SET TASK:
Transcribe all of the material below word for word and leave out its pictures.

## start RAW DATA

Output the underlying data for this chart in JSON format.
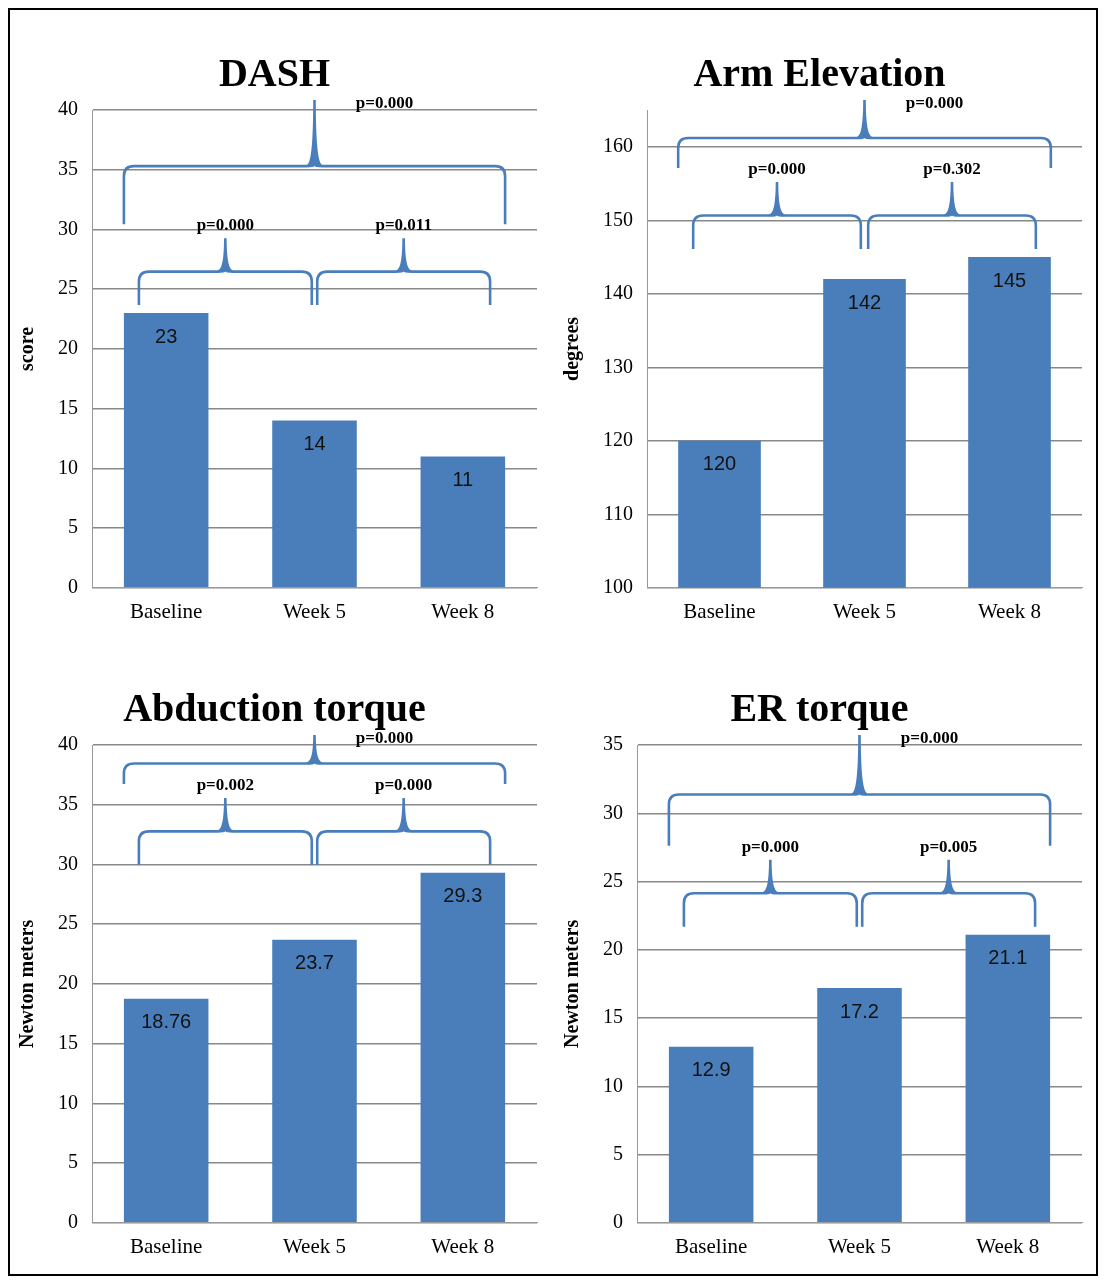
{
  "chart_data": [
    {
      "type": "bar",
      "title": "DASH",
      "ylabel": "score",
      "categories": [
        "Baseline",
        "Week 5",
        "Week 8"
      ],
      "values": [
        23,
        14,
        11
      ],
      "color": "#4a7ebb",
      "ylim": [
        0,
        40
      ],
      "yticks": [
        0,
        5,
        10,
        15,
        20,
        25,
        30,
        35,
        40
      ],
      "grid": "y",
      "data_labels": true,
      "annotations": [
        "p=0.000",
        "p=0.000",
        "p=0.011"
      ]
    },
    {
      "type": "bar",
      "title": "Arm Elevation",
      "ylabel": "degrees",
      "categories": [
        "Baseline",
        "Week 5",
        "Week 8"
      ],
      "values": [
        120,
        142,
        145
      ],
      "color": "#4a7ebb",
      "ylim": [
        100,
        165
      ],
      "yticks": [
        100,
        110,
        120,
        130,
        140,
        150,
        160
      ],
      "grid": "y",
      "data_labels": true,
      "annotations": [
        "p=0.000",
        "p=0.000",
        "p=0.302"
      ]
    },
    {
      "type": "bar",
      "title": "Abduction torque",
      "ylabel": "Newton meters",
      "categories": [
        "Baseline",
        "Week 5",
        "Week 8"
      ],
      "values": [
        18.76,
        23.7,
        29.3
      ],
      "color": "#4a7ebb",
      "ylim": [
        0,
        40
      ],
      "yticks": [
        0,
        5,
        10,
        15,
        20,
        25,
        30,
        35,
        40
      ],
      "grid": "y",
      "data_labels": true,
      "annotations": [
        "p=0.000",
        "p=0.002",
        "p=0.000"
      ]
    },
    {
      "type": "bar",
      "title": "ER torque",
      "ylabel": "Newton meters",
      "categories": [
        "Baseline",
        "Week 5",
        "Week 8"
      ],
      "values": [
        12.9,
        17.2,
        21.1
      ],
      "color": "#4a7ebb",
      "ylim": [
        0,
        35
      ],
      "yticks": [
        0,
        5,
        10,
        15,
        20,
        25,
        30,
        35
      ],
      "grid": "y",
      "data_labels": true,
      "annotations": [
        "p=0.000",
        "p=0.000",
        "p=0.005"
      ]
    }
  ]
}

## end RAW DATA

ANSWER FOR THE TASK:
Output the underlying data for this chart in JSON format.
{
  "chart_data": [
    {
      "type": "bar",
      "title": "DASH",
      "ylabel": "score",
      "categories": [
        "Baseline",
        "Week 5",
        "Week 8"
      ],
      "values": [
        23,
        14,
        11
      ],
      "color": "#4a7ebb",
      "ylim": [
        0,
        40
      ],
      "yticks": [
        0,
        5,
        10,
        15,
        20,
        25,
        30,
        35,
        40
      ],
      "grid": "y",
      "data_labels": true,
      "annotations": [
        "p=0.000",
        "p=0.000",
        "p=0.011"
      ]
    },
    {
      "type": "bar",
      "title": "Arm Elevation",
      "ylabel": "degrees",
      "categories": [
        "Baseline",
        "Week 5",
        "Week 8"
      ],
      "values": [
        120,
        142,
        145
      ],
      "color": "#4a7ebb",
      "ylim": [
        100,
        165
      ],
      "yticks": [
        100,
        110,
        120,
        130,
        140,
        150,
        160
      ],
      "grid": "y",
      "data_labels": true,
      "annotations": [
        "p=0.000",
        "p=0.000",
        "p=0.302"
      ]
    },
    {
      "type": "bar",
      "title": "Abduction torque",
      "ylabel": "Newton meters",
      "categories": [
        "Baseline",
        "Week 5",
        "Week 8"
      ],
      "values": [
        18.76,
        23.7,
        29.3
      ],
      "color": "#4a7ebb",
      "ylim": [
        0,
        40
      ],
      "yticks": [
        0,
        5,
        10,
        15,
        20,
        25,
        30,
        35,
        40
      ],
      "grid": "y",
      "data_labels": true,
      "annotations": [
        "p=0.000",
        "p=0.002",
        "p=0.000"
      ]
    },
    {
      "type": "bar",
      "title": "ER torque",
      "ylabel": "Newton meters",
      "categories": [
        "Baseline",
        "Week 5",
        "Week 8"
      ],
      "values": [
        12.9,
        17.2,
        21.1
      ],
      "color": "#4a7ebb",
      "ylim": [
        0,
        35
      ],
      "yticks": [
        0,
        5,
        10,
        15,
        20,
        25,
        30,
        35
      ],
      "grid": "y",
      "data_labels": true,
      "annotations": [
        "p=0.000",
        "p=0.000",
        "p=0.005"
      ]
    }
  ]
}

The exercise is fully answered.